_Exercise aim_: Find the string "button" and gather every line that holds it.

Data records
((

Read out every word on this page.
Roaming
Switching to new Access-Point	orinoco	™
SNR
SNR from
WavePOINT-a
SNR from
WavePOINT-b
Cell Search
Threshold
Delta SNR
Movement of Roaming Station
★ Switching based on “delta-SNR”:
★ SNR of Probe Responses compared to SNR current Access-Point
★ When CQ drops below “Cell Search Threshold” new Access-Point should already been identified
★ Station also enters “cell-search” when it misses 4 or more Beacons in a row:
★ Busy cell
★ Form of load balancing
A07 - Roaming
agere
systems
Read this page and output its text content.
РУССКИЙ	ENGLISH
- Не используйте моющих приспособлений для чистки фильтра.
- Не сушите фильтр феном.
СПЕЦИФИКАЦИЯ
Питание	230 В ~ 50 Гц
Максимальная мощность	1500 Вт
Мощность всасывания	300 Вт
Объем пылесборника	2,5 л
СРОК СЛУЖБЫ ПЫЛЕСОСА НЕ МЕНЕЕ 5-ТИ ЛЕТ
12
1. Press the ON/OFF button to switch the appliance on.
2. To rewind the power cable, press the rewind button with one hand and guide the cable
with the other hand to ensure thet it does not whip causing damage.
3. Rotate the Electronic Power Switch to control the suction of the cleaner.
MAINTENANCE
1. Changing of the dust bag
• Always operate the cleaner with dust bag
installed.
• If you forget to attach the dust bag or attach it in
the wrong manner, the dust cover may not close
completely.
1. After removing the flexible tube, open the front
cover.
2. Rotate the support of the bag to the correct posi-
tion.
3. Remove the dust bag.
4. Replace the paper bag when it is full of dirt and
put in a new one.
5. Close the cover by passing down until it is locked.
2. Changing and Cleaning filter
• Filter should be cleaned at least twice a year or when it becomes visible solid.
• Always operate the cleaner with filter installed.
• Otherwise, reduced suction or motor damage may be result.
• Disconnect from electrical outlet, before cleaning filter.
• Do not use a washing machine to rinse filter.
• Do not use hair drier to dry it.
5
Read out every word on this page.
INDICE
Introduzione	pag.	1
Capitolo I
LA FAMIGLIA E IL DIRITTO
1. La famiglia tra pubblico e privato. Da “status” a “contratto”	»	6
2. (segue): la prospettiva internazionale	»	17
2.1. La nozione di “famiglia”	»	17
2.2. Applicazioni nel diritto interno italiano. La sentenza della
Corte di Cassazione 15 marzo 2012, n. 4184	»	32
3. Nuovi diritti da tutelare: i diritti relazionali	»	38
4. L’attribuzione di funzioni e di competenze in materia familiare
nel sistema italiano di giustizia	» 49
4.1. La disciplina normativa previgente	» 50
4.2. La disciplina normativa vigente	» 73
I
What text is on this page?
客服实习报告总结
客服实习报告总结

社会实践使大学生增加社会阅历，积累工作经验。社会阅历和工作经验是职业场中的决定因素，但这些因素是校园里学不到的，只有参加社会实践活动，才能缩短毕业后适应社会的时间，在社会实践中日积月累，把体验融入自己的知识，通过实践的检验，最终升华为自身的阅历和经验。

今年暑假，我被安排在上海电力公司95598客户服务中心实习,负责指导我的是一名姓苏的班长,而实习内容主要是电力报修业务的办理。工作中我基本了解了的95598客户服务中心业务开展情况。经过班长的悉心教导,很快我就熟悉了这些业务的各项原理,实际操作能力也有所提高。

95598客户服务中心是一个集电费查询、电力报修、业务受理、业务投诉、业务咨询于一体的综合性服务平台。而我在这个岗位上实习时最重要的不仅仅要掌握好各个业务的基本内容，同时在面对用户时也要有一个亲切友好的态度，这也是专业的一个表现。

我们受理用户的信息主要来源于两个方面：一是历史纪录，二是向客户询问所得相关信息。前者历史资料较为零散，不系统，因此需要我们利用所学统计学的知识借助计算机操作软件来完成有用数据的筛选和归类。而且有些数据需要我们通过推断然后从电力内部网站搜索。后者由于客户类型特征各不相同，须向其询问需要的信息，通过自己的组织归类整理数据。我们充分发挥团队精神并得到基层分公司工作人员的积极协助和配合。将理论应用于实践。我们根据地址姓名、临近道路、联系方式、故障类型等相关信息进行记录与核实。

))

_Result for this task_:
1. Press the ON/OFF button to switch the appliance on.
2. To rewind the power cable, press the rewind button with one hand and guide the cable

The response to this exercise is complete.